__Required task__.
Copy the listing below in full and skip every picture.

-- -- --

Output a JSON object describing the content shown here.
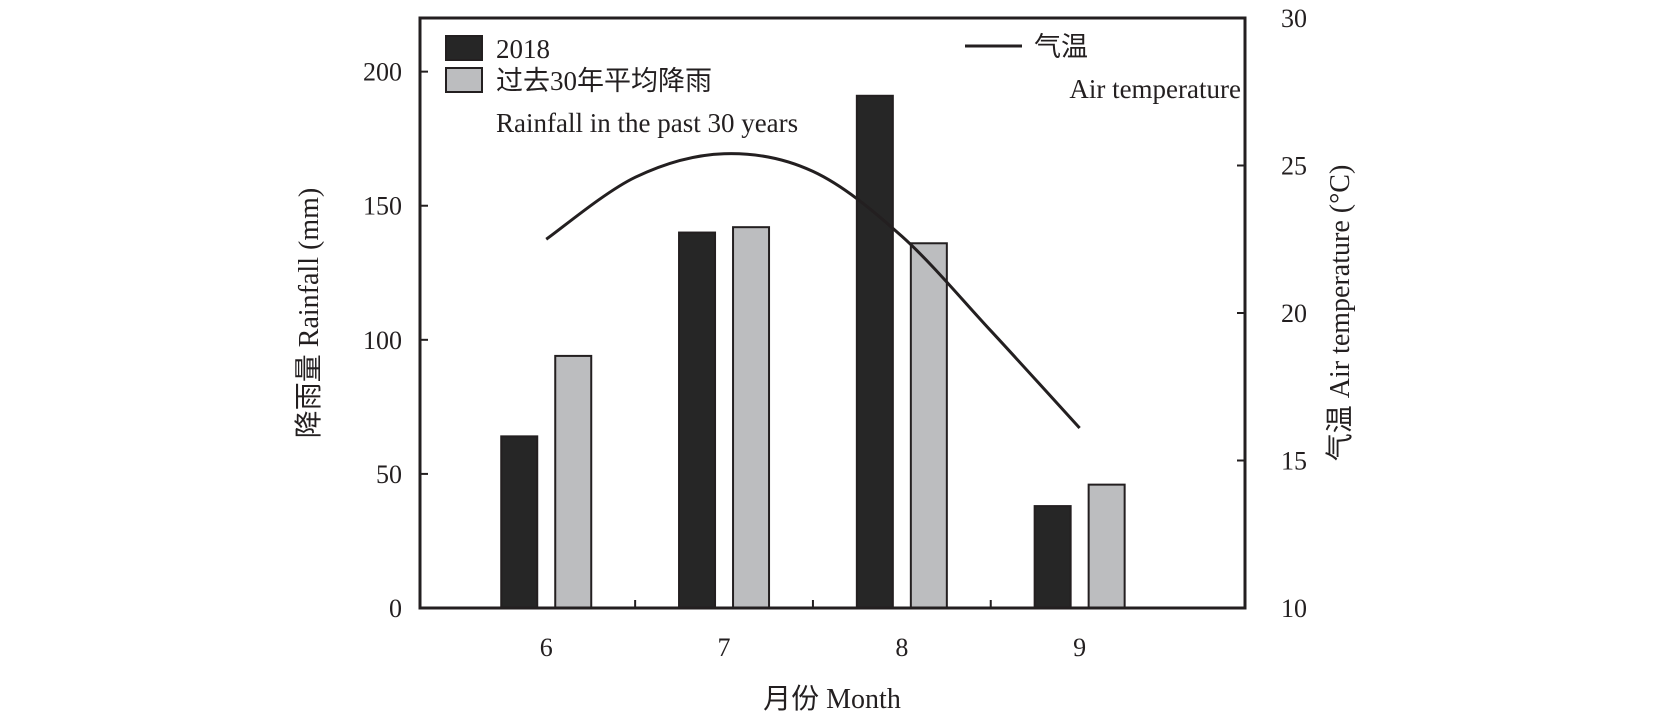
{
  "chart_data": {
    "type": "bar",
    "categories": [
      "6",
      "7",
      "8",
      "9"
    ],
    "series": [
      {
        "name": "2018",
        "values": [
          64,
          140,
          191,
          38
        ],
        "color": "#262626"
      },
      {
        "name": "过去30年平均降雨",
        "name_en": "Rainfall in the past 30 years",
        "values": [
          94,
          142,
          136,
          46
        ],
        "color": "#bcbdbf"
      }
    ],
    "line_series": {
      "name": "气温",
      "name_en": "Air temperature",
      "axis": "right",
      "color": "#231f20",
      "x": [
        6,
        6.5,
        7,
        7.5,
        8,
        8.5,
        9
      ],
      "values": [
        22.5,
        24.6,
        25.4,
        24.8,
        22.6,
        19.4,
        16.1
      ]
    },
    "xlabel": "月份 Month",
    "ylabel": "降雨量 Rainfall (mm)",
    "y2label": "气温 Air temperature (°C)",
    "ylim": [
      0,
      220
    ],
    "yticks": [
      0,
      50,
      100,
      150,
      200
    ],
    "y2lim": [
      10,
      30
    ],
    "y2ticks": [
      10,
      15,
      20,
      25,
      30
    ],
    "grid": false,
    "legend_bars_placement": "top-left",
    "legend_line_placement": "top-right"
  }
}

-- -- --

__Full answer__.
Output a JSON object describing the content shown here.
{
  "chart_data": {
    "type": "bar",
    "categories": [
      "6",
      "7",
      "8",
      "9"
    ],
    "series": [
      {
        "name": "2018",
        "values": [
          64,
          140,
          191,
          38
        ],
        "color": "#262626"
      },
      {
        "name": "过去30年平均降雨",
        "name_en": "Rainfall in the past 30 years",
        "values": [
          94,
          142,
          136,
          46
        ],
        "color": "#bcbdbf"
      }
    ],
    "line_series": {
      "name": "气温",
      "name_en": "Air temperature",
      "axis": "right",
      "color": "#231f20",
      "x": [
        6,
        6.5,
        7,
        7.5,
        8,
        8.5,
        9
      ],
      "values": [
        22.5,
        24.6,
        25.4,
        24.8,
        22.6,
        19.4,
        16.1
      ]
    },
    "xlabel": "月份 Month",
    "ylabel": "降雨量 Rainfall (mm)",
    "y2label": "气温 Air temperature (°C)",
    "ylim": [
      0,
      220
    ],
    "yticks": [
      0,
      50,
      100,
      150,
      200
    ],
    "y2lim": [
      10,
      30
    ],
    "y2ticks": [
      10,
      15,
      20,
      25,
      30
    ],
    "grid": false,
    "legend_bars_placement": "top-left",
    "legend_line_placement": "top-right"
  }
}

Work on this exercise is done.